DIRECTIONS.
Look for "name" in each line of the entries, and return the matching lines.

Dataset entries on figures.

════════════════

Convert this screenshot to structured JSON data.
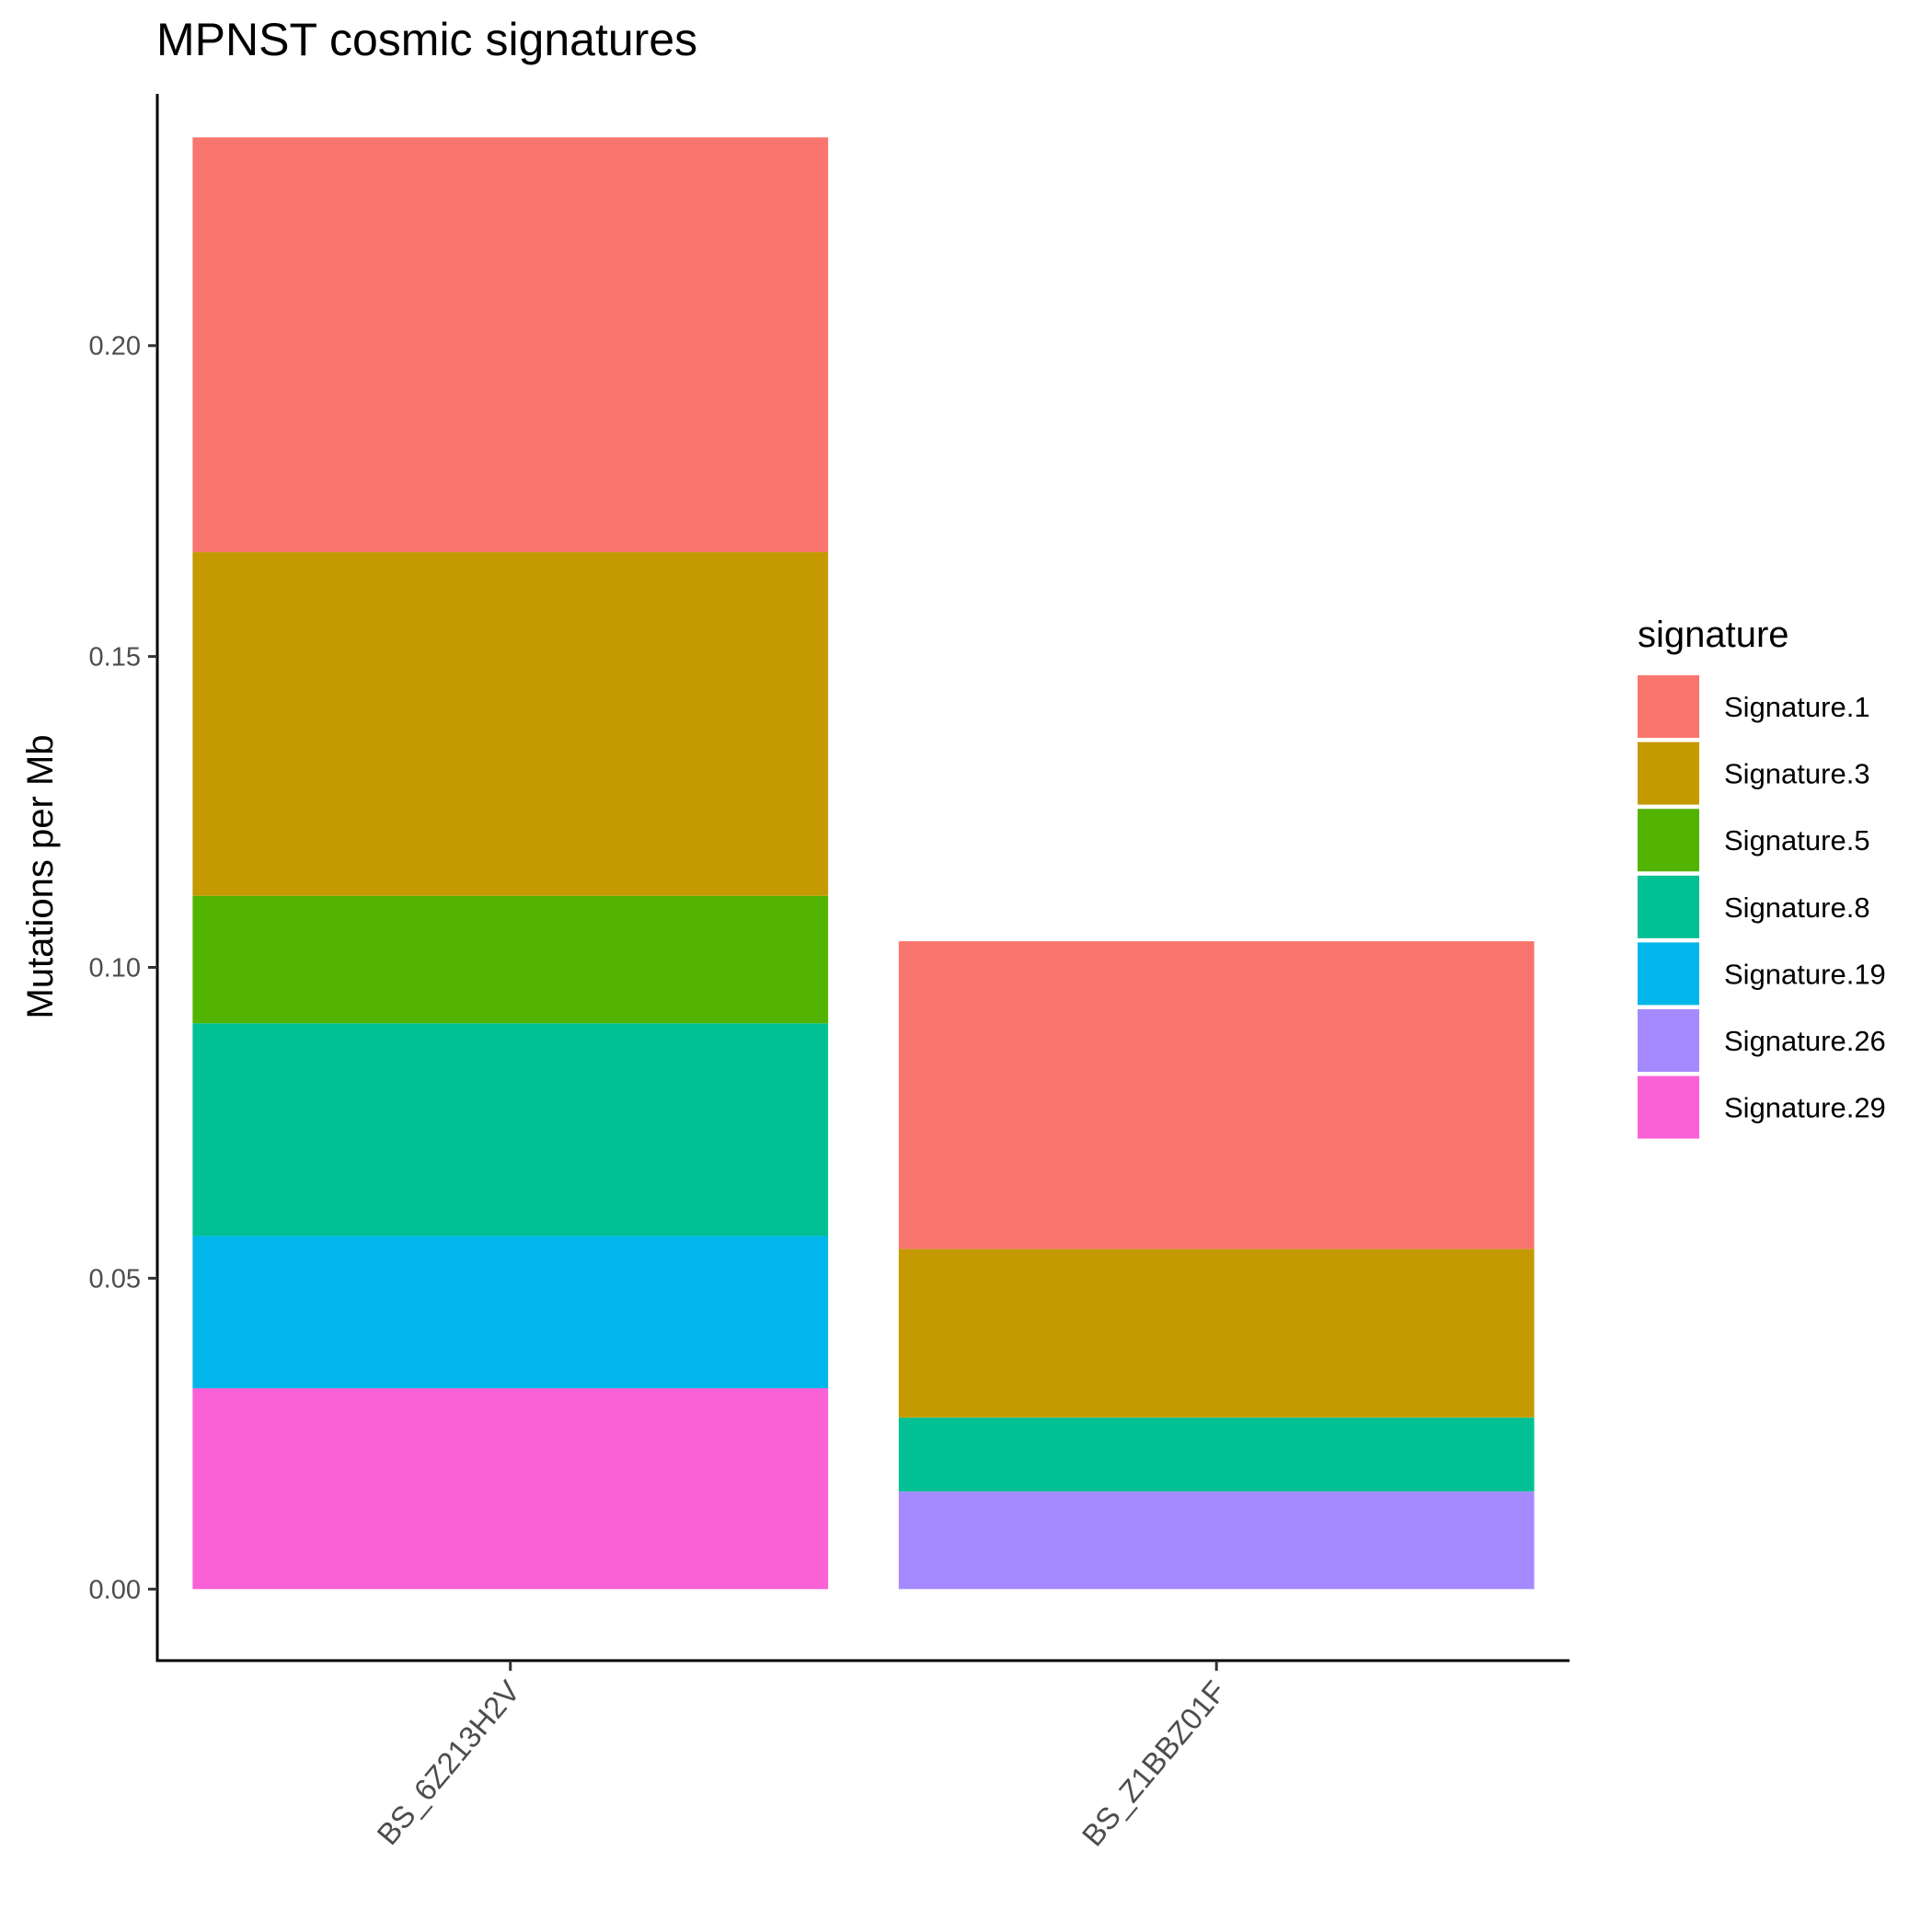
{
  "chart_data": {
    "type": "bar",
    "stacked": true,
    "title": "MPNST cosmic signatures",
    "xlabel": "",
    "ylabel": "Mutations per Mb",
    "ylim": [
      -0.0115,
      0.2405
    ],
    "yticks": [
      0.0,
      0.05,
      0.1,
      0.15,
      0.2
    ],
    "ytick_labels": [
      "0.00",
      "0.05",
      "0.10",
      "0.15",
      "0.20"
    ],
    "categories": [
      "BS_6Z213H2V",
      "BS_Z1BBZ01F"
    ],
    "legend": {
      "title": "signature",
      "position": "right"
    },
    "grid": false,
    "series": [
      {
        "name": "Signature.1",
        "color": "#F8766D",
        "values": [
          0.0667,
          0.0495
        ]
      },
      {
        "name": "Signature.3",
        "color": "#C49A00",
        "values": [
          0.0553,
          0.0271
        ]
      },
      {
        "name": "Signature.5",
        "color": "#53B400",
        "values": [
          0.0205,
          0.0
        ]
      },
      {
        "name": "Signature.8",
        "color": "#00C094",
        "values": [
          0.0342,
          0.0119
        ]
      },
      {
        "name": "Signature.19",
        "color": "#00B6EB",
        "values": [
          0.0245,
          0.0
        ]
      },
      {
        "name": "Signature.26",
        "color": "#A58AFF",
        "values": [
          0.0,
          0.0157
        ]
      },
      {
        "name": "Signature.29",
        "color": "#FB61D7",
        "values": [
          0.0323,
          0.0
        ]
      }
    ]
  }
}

════════════════

THE RESULT.
        "name": "Signature.1",
        "name": "Signature.3",
        "name": "Signature.5",
        "name": "Signature.8",
        "name": "Signature.19",
        "name": "Signature.26",
        "name": "Signature.29",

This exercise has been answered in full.